> WRITTEN INSTRUCTION
Below are the records; reproduce all of them exactly but without any images.

[Data entries]

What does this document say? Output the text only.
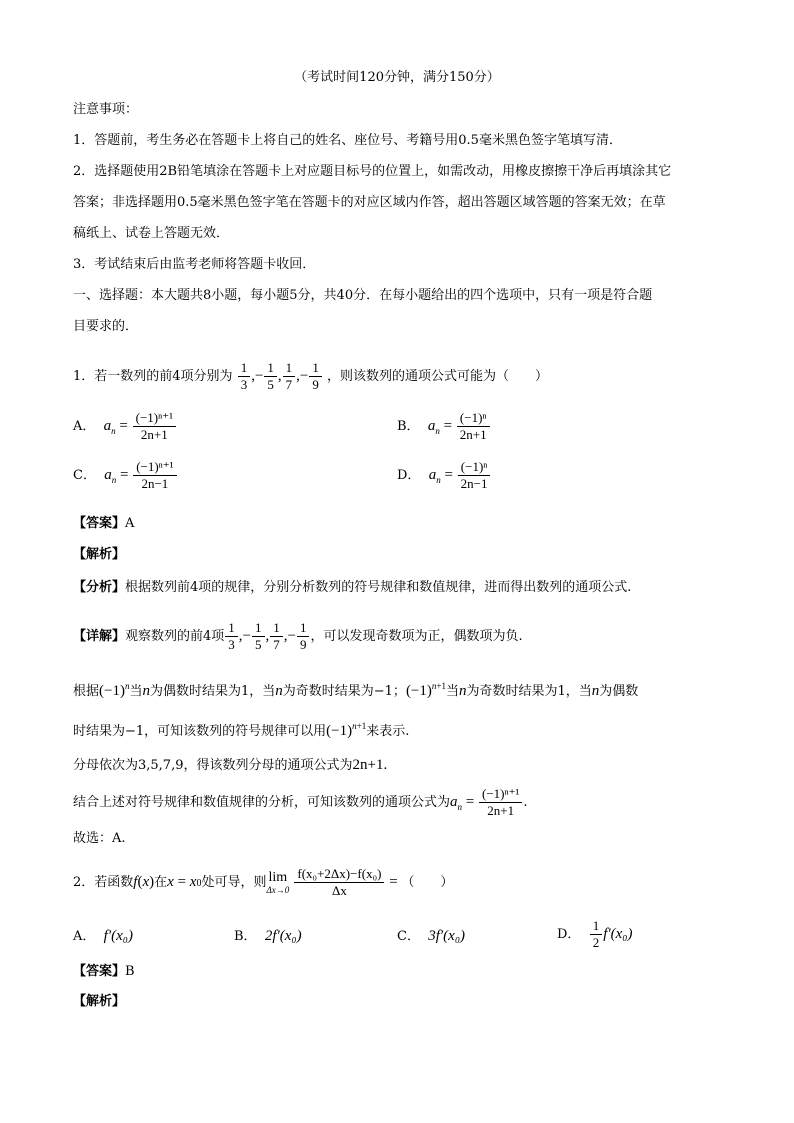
（考试时间120分钟，满分150分）
注意事项：
1．答题前，考生务必在答题卡上将自己的姓名、座位号、考籍号用0.5毫米黑色签字笔填写清．
2．选择题使用2B铅笔填涂在答题卡上对应题目标号的位置上，如需改动，用橡皮擦擦干净后再填涂其它
答案；非选择题用0.5毫米黑色签字笔在答题卡的对应区域内作答，超出答题区域答题的答案无效；在草
稿纸上、试卷上答题无效．
3．考试结束后由监考老师将答题卡收回．
一、选择题：本大题共8小题，每小题5分，共40分．在每小题给出的四个选项中，只有一项是符合题
目要求的．
1．若一数列的前4项分别为 $\frac{1}{3}$ ,− $\frac{1}{5}$ , $\frac{1}{7}$ ,− $\frac{1}{9}$ ，则该数列的通项公式可能为（　　）
A． $a_n = \frac{\text{(−1)ⁿ⁺¹}}{2n+1}$	B． $a_n = \frac{\text{(−1)ⁿ}}{2n+1}$
C． $a_n = \frac{\text{(−1)ⁿ⁺¹}}{2n-1}$	D． $a_n = \frac{\text{(−1)ⁿ}}{2n-1}$
【答案】A
【解析】
【分析】根据数列前4项的规律，分别分析数列的符号规律和数值规律，进而得出数列的通项公式.
【详解】观察数列的前4项 $\frac{1}{3}$ ,− $\frac{1}{5}$ , $\frac{1}{7}$ ,− $\frac{1}{9}$ ，可以发现奇数项为正，偶数项为负.
根据$(-1)^n$当n为偶数时结果为1，当n为奇数时结果为−1；$(-1)^{n+1}$当n为奇数时结果为1，当n为偶数
时结果为−1，可知该数列的符号规律可以用$(-1)^{n+1}$来表示.
分母依次为3,5,7,9，得该数列分母的通项公式为2n+1.
结合上述对符号规律和数值规律的分析，可知该数列的通项公式为$a_n = \frac{\text{(−1)ⁿ⁺¹}}{2n+1}$ .
故选：A.
2．若函数f(x)在x = x0处可导，则 lim
Δx→0
$\frac{\text{f(x₀+2Δx)−f(x₀)}}{\Delta x}$ = （　　）
A． f′(x₀)	B． 2f′(x₀)	C． 3f′(x₀)	D． $\frac{1}{2} f'(x_0)$
【答案】B
【解析】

> ANSWER TO THIS EXERCISE
What does this document say? Output the text only.
（考试时间120分钟，满分150分）
注意事项：
1．答题前，考生务必在答题卡上将自己的姓名、座位号、考籍号用0.5毫米黑色签字笔填写清．
2．选择题使用2B铅笔填涂在答题卡上对应题目标号的位置上，如需改动，用橡皮擦擦干净后再填涂其它
答案；非选择题用0.5毫米黑色签字笔在答题卡的对应区域内作答，超出答题区域答题的答案无效；在草
稿纸上、试卷上答题无效．
3．考试结束后由监考老师将答题卡收回．
一、选择题：本大题共8小题，每小题5分，共40分．在每小题给出的四个选项中，只有一项是符合题
目要求的．
1．若一数列的前4项分别为 $\frac{1}{3}$ ,− $\frac{1}{5}$ , $\frac{1}{7}$ ,− $\frac{1}{9}$ ，则该数列的通项公式可能为（　　）
A． $a_n = \frac{\text{(−1)ⁿ⁺¹}}{2n+1}$	B． $a_n = \frac{\text{(−1)ⁿ}}{2n+1}$
C． $a_n = \frac{\text{(−1)ⁿ⁺¹}}{2n-1}$	D． $a_n = \frac{\text{(−1)ⁿ}}{2n-1}$
【答案】A
【解析】
【分析】根据数列前4项的规律，分别分析数列的符号规律和数值规律，进而得出数列的通项公式.
【详解】观察数列的前4项 $\frac{1}{3}$ ,− $\frac{1}{5}$ , $\frac{1}{7}$ ,− $\frac{1}{9}$ ，可以发现奇数项为正，偶数项为负.
根据$(-1)^n$当n为偶数时结果为1，当n为奇数时结果为−1；$(-1)^{n+1}$当n为奇数时结果为1，当n为偶数
时结果为−1，可知该数列的符号规律可以用$(-1)^{n+1}$来表示.
分母依次为3,5,7,9，得该数列分母的通项公式为2n+1.
结合上述对符号规律和数值规律的分析，可知该数列的通项公式为$a_n = \frac{\text{(−1)ⁿ⁺¹}}{2n+1}$ .
故选：A.
2．若函数f(x)在x = x0处可导，则 lim
Δx→0
$\frac{\text{f(x₀+2Δx)−f(x₀)}}{\Delta x}$ = （　　）
A． f′(x₀)	B． 2f′(x₀)	C． 3f′(x₀)	D． $\frac{1}{2} f'(x_0)$
【答案】B
【解析】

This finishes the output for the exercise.